= Work to be completed =
Locate every line that holds the string "JSON" and copy it.

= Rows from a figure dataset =
━━━━━━━━
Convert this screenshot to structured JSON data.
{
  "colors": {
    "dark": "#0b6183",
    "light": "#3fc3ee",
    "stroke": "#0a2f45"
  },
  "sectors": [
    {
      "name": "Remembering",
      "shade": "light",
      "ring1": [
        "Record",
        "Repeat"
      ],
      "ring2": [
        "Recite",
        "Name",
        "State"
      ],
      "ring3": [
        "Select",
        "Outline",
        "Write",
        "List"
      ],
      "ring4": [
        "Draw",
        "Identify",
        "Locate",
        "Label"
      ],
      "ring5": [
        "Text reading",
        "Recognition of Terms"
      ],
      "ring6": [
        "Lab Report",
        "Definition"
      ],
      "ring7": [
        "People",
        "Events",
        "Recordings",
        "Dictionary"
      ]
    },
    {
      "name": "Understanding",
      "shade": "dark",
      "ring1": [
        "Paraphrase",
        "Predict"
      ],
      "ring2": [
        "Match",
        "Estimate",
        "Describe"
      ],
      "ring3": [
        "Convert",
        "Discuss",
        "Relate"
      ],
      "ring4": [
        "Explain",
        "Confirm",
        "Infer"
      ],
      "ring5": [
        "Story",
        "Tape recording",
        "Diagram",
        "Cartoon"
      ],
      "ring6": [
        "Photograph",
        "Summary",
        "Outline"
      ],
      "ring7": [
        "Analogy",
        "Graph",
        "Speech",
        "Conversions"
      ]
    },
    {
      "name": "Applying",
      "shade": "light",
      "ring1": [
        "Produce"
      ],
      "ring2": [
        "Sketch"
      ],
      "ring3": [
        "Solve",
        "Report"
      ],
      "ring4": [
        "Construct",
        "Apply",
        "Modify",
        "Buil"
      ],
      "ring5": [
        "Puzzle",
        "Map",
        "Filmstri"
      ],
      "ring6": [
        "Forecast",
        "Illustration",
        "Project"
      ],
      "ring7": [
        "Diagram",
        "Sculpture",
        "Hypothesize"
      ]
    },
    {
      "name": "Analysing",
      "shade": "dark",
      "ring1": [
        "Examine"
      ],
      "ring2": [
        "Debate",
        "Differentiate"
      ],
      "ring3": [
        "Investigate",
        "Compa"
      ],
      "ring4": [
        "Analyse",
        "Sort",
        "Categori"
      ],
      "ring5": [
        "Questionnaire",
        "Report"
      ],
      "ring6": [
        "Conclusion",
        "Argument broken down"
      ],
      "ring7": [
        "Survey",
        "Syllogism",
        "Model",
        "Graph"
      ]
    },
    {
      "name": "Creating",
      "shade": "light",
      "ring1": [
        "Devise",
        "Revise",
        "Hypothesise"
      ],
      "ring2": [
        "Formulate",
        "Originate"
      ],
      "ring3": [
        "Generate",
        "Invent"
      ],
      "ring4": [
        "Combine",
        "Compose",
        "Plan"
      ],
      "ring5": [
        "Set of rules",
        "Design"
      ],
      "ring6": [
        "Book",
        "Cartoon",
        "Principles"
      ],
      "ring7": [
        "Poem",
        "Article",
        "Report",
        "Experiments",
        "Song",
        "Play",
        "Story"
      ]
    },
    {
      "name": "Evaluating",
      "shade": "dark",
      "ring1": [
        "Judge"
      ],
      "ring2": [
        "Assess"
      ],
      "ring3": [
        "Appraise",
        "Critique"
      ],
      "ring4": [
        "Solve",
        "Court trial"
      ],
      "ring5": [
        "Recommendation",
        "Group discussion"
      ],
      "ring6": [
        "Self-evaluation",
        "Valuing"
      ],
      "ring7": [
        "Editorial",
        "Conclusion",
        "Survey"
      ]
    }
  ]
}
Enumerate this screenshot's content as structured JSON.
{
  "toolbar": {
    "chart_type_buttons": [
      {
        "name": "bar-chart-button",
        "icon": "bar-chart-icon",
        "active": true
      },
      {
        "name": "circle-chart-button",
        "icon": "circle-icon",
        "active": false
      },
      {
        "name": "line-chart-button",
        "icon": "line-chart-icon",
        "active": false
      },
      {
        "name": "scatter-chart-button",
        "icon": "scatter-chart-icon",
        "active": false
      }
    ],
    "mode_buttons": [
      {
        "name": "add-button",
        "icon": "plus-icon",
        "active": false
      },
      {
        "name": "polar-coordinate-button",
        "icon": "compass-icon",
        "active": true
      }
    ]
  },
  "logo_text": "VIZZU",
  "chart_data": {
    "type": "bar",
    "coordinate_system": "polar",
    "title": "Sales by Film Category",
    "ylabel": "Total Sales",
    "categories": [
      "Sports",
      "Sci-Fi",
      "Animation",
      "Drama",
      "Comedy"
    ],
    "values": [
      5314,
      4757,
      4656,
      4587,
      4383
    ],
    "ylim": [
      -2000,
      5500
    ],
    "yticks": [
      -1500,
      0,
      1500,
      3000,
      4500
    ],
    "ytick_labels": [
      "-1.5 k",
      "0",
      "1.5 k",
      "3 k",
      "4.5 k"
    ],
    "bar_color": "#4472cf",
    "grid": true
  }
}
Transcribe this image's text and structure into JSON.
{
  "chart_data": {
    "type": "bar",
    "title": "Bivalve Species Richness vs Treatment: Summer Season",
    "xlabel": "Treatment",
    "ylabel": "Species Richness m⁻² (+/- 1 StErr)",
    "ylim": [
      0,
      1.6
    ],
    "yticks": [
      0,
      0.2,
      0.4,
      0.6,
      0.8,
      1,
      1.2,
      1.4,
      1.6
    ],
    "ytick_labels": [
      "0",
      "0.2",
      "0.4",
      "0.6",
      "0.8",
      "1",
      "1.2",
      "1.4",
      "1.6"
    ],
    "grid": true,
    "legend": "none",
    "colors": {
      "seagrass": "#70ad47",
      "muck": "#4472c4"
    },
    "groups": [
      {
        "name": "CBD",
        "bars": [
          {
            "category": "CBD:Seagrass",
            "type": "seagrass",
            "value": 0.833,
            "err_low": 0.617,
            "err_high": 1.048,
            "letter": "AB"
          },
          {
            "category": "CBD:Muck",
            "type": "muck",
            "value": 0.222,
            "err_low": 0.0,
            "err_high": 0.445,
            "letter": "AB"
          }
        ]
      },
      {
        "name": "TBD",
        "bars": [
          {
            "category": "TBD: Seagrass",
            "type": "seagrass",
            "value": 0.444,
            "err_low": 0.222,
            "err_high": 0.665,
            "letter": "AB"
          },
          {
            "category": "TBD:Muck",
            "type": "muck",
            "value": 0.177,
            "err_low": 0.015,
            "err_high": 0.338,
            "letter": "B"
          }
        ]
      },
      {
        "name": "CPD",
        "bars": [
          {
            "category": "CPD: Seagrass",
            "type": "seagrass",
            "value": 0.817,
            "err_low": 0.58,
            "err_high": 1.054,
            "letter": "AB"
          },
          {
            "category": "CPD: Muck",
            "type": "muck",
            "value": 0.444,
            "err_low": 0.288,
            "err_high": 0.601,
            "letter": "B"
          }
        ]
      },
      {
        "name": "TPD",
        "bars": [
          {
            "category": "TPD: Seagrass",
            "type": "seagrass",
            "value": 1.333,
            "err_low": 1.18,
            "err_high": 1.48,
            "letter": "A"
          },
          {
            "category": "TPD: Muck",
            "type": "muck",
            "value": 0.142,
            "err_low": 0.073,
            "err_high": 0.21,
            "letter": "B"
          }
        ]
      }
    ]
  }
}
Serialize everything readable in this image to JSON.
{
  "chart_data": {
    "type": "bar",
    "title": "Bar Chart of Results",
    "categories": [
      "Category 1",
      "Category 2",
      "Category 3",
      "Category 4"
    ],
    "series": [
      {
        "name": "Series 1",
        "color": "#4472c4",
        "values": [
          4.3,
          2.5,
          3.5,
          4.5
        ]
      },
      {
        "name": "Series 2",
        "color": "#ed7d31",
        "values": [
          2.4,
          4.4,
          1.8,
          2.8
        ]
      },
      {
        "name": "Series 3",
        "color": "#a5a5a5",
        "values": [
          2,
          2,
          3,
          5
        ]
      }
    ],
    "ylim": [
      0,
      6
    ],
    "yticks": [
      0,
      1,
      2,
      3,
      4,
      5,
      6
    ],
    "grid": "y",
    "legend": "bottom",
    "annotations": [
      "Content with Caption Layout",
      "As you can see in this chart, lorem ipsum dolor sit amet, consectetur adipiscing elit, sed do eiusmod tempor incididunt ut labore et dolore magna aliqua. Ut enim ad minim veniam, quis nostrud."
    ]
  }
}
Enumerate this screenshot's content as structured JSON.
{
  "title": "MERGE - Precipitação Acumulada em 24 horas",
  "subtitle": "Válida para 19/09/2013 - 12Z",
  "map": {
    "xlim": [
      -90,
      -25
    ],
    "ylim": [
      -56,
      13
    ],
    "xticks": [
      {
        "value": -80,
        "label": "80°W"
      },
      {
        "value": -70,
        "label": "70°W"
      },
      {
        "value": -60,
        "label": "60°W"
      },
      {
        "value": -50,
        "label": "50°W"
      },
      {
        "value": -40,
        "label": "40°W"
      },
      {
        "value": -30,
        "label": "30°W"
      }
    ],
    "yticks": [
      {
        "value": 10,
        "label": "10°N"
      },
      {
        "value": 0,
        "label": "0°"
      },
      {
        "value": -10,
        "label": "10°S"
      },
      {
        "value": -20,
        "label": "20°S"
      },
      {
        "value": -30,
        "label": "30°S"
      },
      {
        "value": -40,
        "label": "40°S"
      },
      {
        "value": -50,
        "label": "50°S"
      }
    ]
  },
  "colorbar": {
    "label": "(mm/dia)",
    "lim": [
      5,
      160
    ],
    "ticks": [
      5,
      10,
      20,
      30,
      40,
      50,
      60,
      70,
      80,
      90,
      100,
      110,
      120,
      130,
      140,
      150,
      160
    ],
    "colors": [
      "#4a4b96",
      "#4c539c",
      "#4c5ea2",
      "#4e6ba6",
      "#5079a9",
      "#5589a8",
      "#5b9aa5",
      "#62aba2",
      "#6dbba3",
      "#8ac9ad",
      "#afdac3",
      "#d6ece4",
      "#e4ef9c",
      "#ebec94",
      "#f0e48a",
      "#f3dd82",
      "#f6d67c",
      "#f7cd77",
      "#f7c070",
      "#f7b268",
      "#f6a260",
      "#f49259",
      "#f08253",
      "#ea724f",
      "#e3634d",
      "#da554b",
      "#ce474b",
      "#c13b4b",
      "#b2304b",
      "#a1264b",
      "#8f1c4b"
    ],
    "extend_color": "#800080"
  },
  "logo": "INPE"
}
━━━━━━━━
= Answer for the task =
Convert this screenshot to structured JSON data.
Enumerate this screenshot's content as structured JSON.
Transcribe this image's text and structure into JSON.
Serialize everything readable in this image to JSON.
Enumerate this screenshot's content as structured JSON.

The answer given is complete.